### Available data
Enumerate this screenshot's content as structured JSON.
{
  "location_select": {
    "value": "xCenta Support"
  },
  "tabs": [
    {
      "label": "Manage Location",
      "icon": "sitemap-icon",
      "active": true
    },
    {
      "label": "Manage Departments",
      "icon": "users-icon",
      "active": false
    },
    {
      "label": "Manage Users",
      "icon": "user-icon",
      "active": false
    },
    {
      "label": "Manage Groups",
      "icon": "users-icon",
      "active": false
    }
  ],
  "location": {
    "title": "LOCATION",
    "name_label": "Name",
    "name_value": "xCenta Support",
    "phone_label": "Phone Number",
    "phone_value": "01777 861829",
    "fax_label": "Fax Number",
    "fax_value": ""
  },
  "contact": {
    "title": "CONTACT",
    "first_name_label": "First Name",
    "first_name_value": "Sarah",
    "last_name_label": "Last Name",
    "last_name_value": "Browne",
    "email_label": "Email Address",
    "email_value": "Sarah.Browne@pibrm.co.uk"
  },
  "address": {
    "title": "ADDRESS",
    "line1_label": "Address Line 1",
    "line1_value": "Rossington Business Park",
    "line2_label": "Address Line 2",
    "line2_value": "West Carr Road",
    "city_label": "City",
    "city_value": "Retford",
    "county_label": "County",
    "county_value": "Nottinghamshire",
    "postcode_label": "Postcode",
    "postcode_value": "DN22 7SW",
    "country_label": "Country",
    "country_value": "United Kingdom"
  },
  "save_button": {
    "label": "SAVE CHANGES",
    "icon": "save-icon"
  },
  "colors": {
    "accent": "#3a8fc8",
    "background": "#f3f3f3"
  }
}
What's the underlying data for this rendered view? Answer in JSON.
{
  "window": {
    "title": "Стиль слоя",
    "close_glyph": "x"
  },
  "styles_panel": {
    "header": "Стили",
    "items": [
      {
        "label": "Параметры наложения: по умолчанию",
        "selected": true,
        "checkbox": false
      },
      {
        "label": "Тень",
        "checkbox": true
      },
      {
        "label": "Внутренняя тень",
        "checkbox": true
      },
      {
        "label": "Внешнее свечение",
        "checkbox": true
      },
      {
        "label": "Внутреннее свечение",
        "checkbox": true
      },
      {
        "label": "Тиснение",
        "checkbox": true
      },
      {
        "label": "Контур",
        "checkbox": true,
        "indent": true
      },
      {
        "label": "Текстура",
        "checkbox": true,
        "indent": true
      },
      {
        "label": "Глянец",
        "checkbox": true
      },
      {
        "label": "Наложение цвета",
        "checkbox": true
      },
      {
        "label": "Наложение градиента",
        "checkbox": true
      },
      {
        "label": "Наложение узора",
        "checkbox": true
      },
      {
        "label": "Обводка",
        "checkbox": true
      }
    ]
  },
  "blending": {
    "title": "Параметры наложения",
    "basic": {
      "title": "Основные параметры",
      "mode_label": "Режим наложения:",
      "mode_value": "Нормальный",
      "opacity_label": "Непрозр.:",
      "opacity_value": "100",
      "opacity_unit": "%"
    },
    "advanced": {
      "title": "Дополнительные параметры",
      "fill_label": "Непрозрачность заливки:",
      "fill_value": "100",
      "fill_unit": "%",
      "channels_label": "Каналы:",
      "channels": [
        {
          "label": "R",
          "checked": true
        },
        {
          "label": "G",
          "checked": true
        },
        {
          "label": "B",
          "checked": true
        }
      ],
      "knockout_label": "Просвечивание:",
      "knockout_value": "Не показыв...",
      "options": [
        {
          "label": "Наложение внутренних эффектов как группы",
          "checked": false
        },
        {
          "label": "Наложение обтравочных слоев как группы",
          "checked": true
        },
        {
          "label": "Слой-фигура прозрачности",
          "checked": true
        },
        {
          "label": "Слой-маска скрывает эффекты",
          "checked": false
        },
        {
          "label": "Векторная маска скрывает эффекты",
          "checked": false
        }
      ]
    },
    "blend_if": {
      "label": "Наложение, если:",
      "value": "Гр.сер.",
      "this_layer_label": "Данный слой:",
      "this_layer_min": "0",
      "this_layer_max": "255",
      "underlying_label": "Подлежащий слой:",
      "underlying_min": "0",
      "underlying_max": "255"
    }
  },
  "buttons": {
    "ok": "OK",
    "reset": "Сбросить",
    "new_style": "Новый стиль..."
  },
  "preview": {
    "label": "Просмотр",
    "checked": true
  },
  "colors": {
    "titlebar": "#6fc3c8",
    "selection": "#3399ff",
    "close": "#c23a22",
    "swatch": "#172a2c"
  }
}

### Exercise requirements
From the records above, extract every line exactly as it stands.

### Output for this exercise
Enumerate this screenshot's content as structured JSON.
{
  "location_select": {
    "value": "xCenta Support"
  },
  "tabs": [
    {
      "label": "Manage Location",
      "icon": "sitemap-icon",
      "active": true
    },
    {
      "label": "Manage Departments",
      "icon": "users-icon",
      "active": false
    },
    {
      "label": "Manage Users",
      "icon": "user-icon",
      "active": false
    },
    {
      "label": "Manage Groups",
      "icon": "users-icon",
      "active": false
    }
  ],
  "location": {
    "title": "LOCATION",
    "name_label": "Name",
    "name_value": "xCenta Support",
    "phone_label": "Phone Number",
    "phone_value": "01777 861829",
    "fax_label": "Fax Number",
    "fax_value": ""
  },
  "contact": {
    "title": "CONTACT",
    "first_name_label": "First Name",
    "first_name_value": "Sarah",
    "last_name_label": "Last Name",
    "last_name_value": "Browne",
    "email_label": "Email Address",
    "email_value": "Sarah.Browne@pibrm.co.uk"
  },
  "address": {
    "title": "ADDRESS",
    "line1_label": "Address Line 1",
    "line1_value": "Rossington Business Park",
    "line2_label": "Address Line 2",
    "line2_value": "West Carr Road",
    "city_label": "City",
    "city_value": "Retford",
    "county_label": "County",
    "county_value": "Nottinghamshire",
    "postcode_label": "Postcode",
    "postcode_value": "DN22 7SW",
    "country_label": "Country",
    "country_value": "United Kingdom"
  },
  "save_button": {
    "label": "SAVE CHANGES",
    "icon": "save-icon"
  },
  "colors": {
    "accent": "#3a8fc8",
    "background": "#f3f3f3"
  }
}
What's the underlying data for this rendered view? Answer in JSON.
{
  "window": {
    "title": "Стиль слоя",
    "close_glyph": "x"
  },
  "styles_panel": {
    "header": "Стили",
    "items": [
      {
        "label": "Параметры наложения: по умолчанию",
        "selected": true,
        "checkbox": false
      },
      {
        "label": "Тень",
        "checkbox": true
      },
      {
        "label": "Внутренняя тень",
        "checkbox": true
      },
      {
        "label": "Внешнее свечение",
        "checkbox": true
      },
      {
        "label": "Внутреннее свечение",
        "checkbox": true
      },
      {
        "label": "Тиснение",
        "checkbox": true
      },
      {
        "label": "Контур",
        "checkbox": true,
        "indent": true
      },
      {
        "label": "Текстура",
        "checkbox": true,
        "indent": true
      },
      {
        "label": "Глянец",
        "checkbox": true
      },
      {
        "label": "Наложение цвета",
        "checkbox": true
      },
      {
        "label": "Наложение градиента",
        "checkbox": true
      },
      {
        "label": "Наложение узора",
        "checkbox": true
      },
      {
        "label": "Обводка",
        "checkbox": true
      }
    ]
  },
  "blending": {
    "title": "Параметры наложения",
    "basic": {
      "title": "Основные параметры",
      "mode_label": "Режим наложения:",
      "mode_value": "Нормальный",
      "opacity_label": "Непрозр.:",
      "opacity_value": "100",
      "opacity_unit": "%"
    },
    "advanced": {
      "title": "Дополнительные параметры",
      "fill_label": "Непрозрачность заливки:",
      "fill_value": "100",
      "fill_unit": "%",
      "channels_label": "Каналы:",
      "channels": [
        {
          "label": "R",
          "checked": true
        },
        {
          "label": "G",
          "checked": true
        },
        {
          "label": "B",
          "checked": true
        }
      ],
      "knockout_label": "Просвечивание:",
      "knockout_value": "Не показыв...",
      "options": [
        {
          "label": "Наложение внутренних эффектов как группы",
          "checked": false
        },
        {
          "label": "Наложение обтравочных слоев как группы",
          "checked": true
        },
        {
          "label": "Слой-фигура прозрачности",
          "checked": true
        },
        {
          "label": "Слой-маска скрывает эффекты",
          "checked": false
        },
        {
          "label": "Векторная маска скрывает эффекты",
          "checked": false
        }
      ]
    },
    "blend_if": {
      "label": "Наложение, если:",
      "value": "Гр.сер.",
      "this_layer_label": "Данный слой:",
      "this_layer_min": "0",
      "this_layer_max": "255",
      "underlying_label": "Подлежащий слой:",
      "underlying_min": "0",
      "underlying_max": "255"
    }
  },
  "buttons": {
    "ok": "OK",
    "reset": "Сбросить",
    "new_style": "Новый стиль..."
  },
  "preview": {
    "label": "Просмотр",
    "checked": true
  },
  "colors": {
    "titlebar": "#6fc3c8",
    "selection": "#3399ff",
    "close": "#c23a22",
    "swatch": "#172a2c"
  }
}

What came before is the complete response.